▶ **Aim of the exercise**
Print the listing below exactly.

▶ **Supplied data**
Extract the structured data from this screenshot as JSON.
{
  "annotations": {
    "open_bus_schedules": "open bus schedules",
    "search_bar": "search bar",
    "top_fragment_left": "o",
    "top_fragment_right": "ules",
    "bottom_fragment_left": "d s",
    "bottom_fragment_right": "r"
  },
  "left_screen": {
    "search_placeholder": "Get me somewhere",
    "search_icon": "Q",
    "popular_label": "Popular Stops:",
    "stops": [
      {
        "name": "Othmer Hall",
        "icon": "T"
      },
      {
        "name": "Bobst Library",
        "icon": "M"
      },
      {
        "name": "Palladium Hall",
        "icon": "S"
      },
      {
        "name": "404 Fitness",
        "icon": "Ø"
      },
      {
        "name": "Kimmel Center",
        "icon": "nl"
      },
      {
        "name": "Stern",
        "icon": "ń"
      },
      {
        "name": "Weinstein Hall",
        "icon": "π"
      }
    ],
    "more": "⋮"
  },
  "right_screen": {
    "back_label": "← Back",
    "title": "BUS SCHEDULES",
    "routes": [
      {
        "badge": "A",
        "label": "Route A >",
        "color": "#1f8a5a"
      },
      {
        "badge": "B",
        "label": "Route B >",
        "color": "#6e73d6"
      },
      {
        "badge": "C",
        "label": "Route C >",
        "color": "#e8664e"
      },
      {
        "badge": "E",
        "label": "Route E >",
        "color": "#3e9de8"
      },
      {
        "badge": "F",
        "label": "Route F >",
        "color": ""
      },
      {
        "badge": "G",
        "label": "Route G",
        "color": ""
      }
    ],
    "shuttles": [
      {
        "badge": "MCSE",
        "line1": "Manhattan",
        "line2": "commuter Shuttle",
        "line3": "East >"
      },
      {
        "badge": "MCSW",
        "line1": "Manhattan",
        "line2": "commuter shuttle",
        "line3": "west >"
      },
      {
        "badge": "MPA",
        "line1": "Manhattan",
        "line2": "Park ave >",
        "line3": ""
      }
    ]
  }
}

▶ **Final result**
Extract the structured data from this screenshot as JSON.
{
  "annotations": {
    "open_bus_schedules": "open bus schedules",
    "search_bar": "search bar",
    "top_fragment_left": "o",
    "top_fragment_right": "ules",
    "bottom_fragment_left": "d s",
    "bottom_fragment_right": "r"
  },
  "left_screen": {
    "search_placeholder": "Get me somewhere",
    "search_icon": "Q",
    "popular_label": "Popular Stops:",
    "stops": [
      {
        "name": "Othmer Hall",
        "icon": "T"
      },
      {
        "name": "Bobst Library",
        "icon": "M"
      },
      {
        "name": "Palladium Hall",
        "icon": "S"
      },
      {
        "name": "404 Fitness",
        "icon": "Ø"
      },
      {
        "name": "Kimmel Center",
        "icon": "nl"
      },
      {
        "name": "Stern",
        "icon": "ń"
      },
      {
        "name": "Weinstein Hall",
        "icon": "π"
      }
    ],
    "more": "⋮"
  },
  "right_screen": {
    "back_label": "← Back",
    "title": "BUS SCHEDULES",
    "routes": [
      {
        "badge": "A",
        "label": "Route A >",
        "color": "#1f8a5a"
      },
      {
        "badge": "B",
        "label": "Route B >",
        "color": "#6e73d6"
      },
      {
        "badge": "C",
        "label": "Route C >",
        "color": "#e8664e"
      },
      {
        "badge": "E",
        "label": "Route E >",
        "color": "#3e9de8"
      },
      {
        "badge": "F",
        "label": "Route F >",
        "color": ""
      },
      {
        "badge": "G",
        "label": "Route G",
        "color": ""
      }
    ],
    "shuttles": [
      {
        "badge": "MCSE",
        "line1": "Manhattan",
        "line2": "commuter Shuttle",
        "line3": "East >"
      },
      {
        "badge": "MCSW",
        "line1": "Manhattan",
        "line2": "commuter shuttle",
        "line3": "west >"
      },
      {
        "badge": "MPA",
        "line1": "Manhattan",
        "line2": "Park ave >",
        "line3": ""
      }
    ]
  }
}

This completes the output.